Skip all pictures, then print the remaining material exactly.

═════ RECORDS FOR THIS EXERCISE ═════

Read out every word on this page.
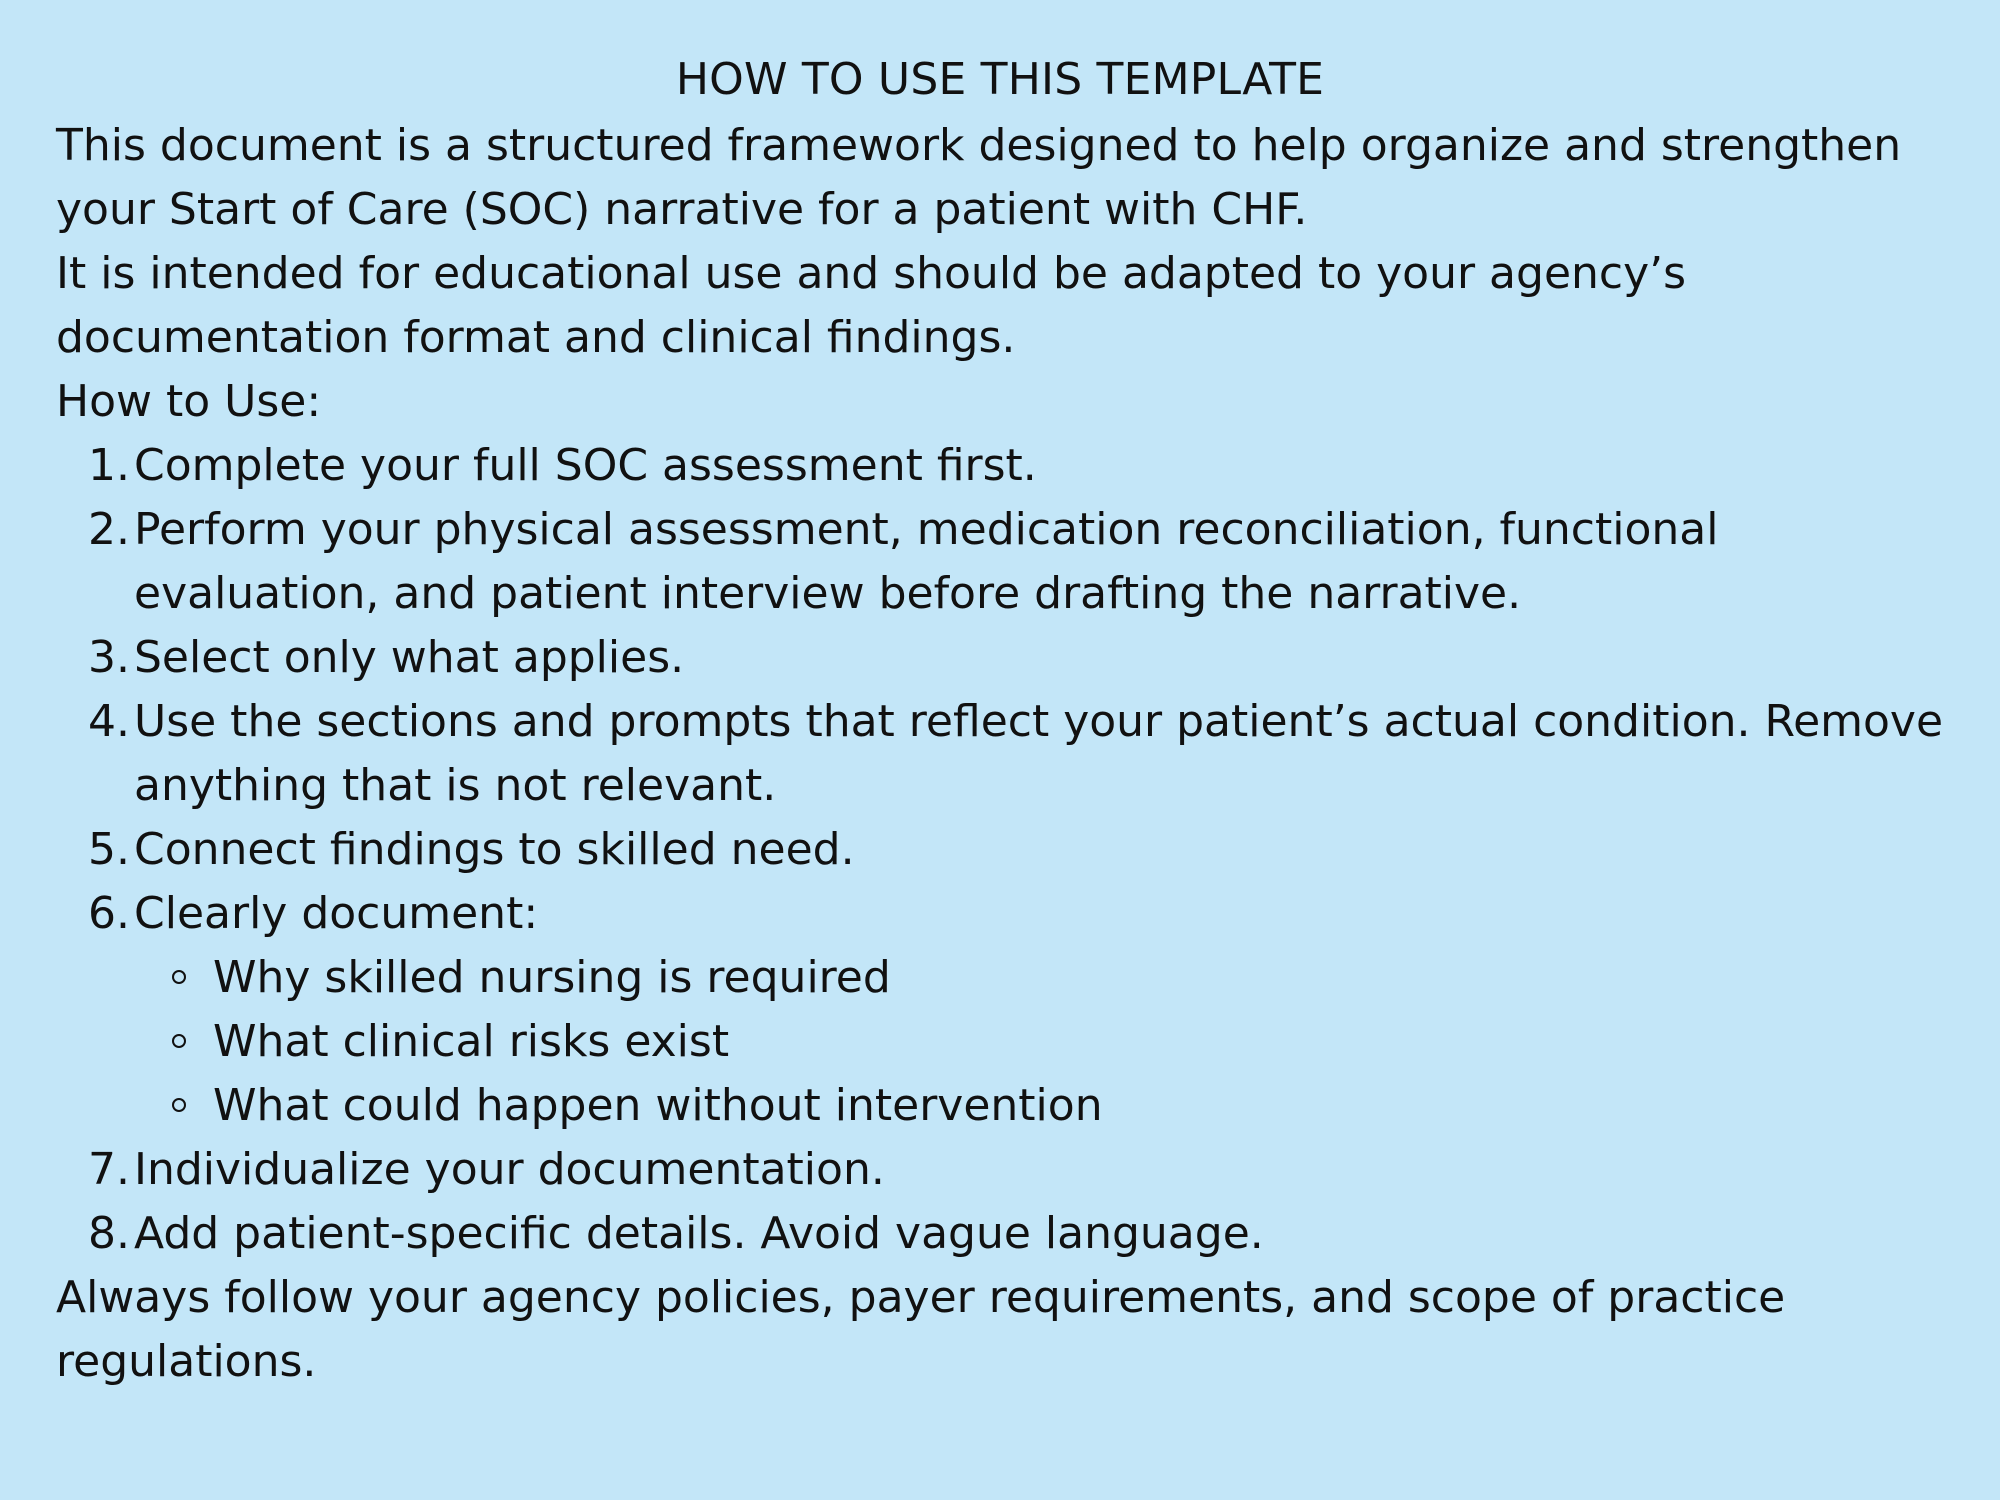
HOW TO USE THIS TEMPLATE

This document is a structured framework designed to help organize and strengthen your Start of Care (SOC) narrative for a patient with CHF.

It is intended for educational use and should be adapted to your agency’s documentation format and clinical findings.

How to Use:

1. Complete your full SOC assessment first.
2. Perform your physical assessment, medication reconciliation, functional evaluation, and patient interview before drafting the narrative.
3. Select only what applies.
4. Use the sections and prompts that reflect your patient’s actual condition. Remove anything that is not relevant.
5. Connect findings to skilled need.
6. Clearly document:
Why skilled nursing is required
What clinical risks exist
What could happen without intervention
7. Individualize your documentation.
8. Add patient-specific details. Avoid vague language.

Always follow your agency policies, payer requirements, and scope of practice regulations.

═════

RESPONSE TO THE TASK
Read out every word on this page.
HOW TO USE THIS TEMPLATE

This document is a structured framework designed to help organize and strengthen your Start of Care (SOC) narrative for a patient with CHF.

It is intended for educational use and should be adapted to your agency’s documentation format and clinical findings.

How to Use:

1. Complete your full SOC assessment first.
2. Perform your physical assessment, medication reconciliation, functional evaluation, and patient interview before drafting the narrative.
3. Select only what applies.
4. Use the sections and prompts that reflect your patient’s actual condition. Remove anything that is not relevant.
5. Connect findings to skilled need.
6. Clearly document:
Why skilled nursing is required
What clinical risks exist
What could happen without intervention
7. Individualize your documentation.
8. Add patient-specific details. Avoid vague language.

Always follow your agency policies, payer requirements, and scope of practice regulations.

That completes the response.